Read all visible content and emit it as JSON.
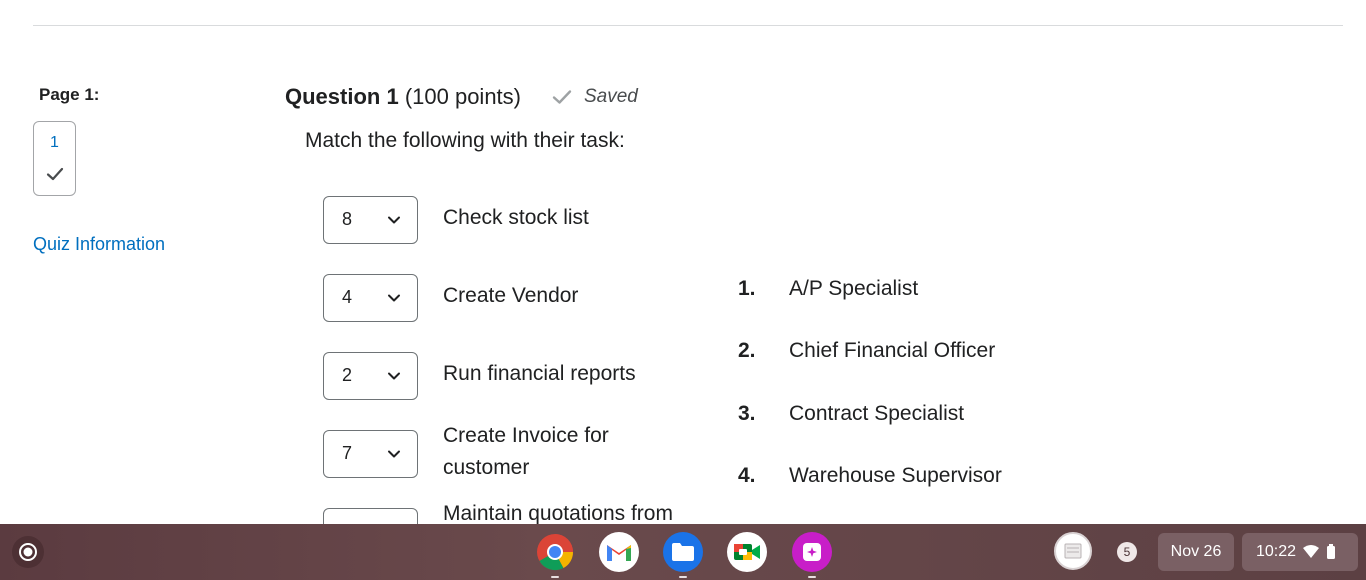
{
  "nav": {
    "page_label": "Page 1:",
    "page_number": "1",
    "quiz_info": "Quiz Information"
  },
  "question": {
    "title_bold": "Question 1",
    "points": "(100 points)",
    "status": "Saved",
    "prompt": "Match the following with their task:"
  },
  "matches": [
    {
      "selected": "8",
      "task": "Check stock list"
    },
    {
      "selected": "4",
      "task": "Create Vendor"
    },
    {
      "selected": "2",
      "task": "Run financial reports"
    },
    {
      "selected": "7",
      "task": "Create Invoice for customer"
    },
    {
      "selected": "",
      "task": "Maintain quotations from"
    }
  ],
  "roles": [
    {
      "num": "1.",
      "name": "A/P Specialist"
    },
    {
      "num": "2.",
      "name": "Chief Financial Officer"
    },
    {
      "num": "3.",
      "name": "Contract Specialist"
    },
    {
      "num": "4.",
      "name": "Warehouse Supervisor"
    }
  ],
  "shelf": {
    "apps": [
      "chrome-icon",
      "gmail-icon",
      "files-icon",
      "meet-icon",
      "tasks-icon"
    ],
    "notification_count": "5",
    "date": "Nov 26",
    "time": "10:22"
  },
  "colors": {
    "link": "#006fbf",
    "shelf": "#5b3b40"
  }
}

━━━━

Extract every line of the records above that contains the word "Specialist".

#### [Written solution]
      "name": "A/P Specialist"
      "name": "Contract Specialist"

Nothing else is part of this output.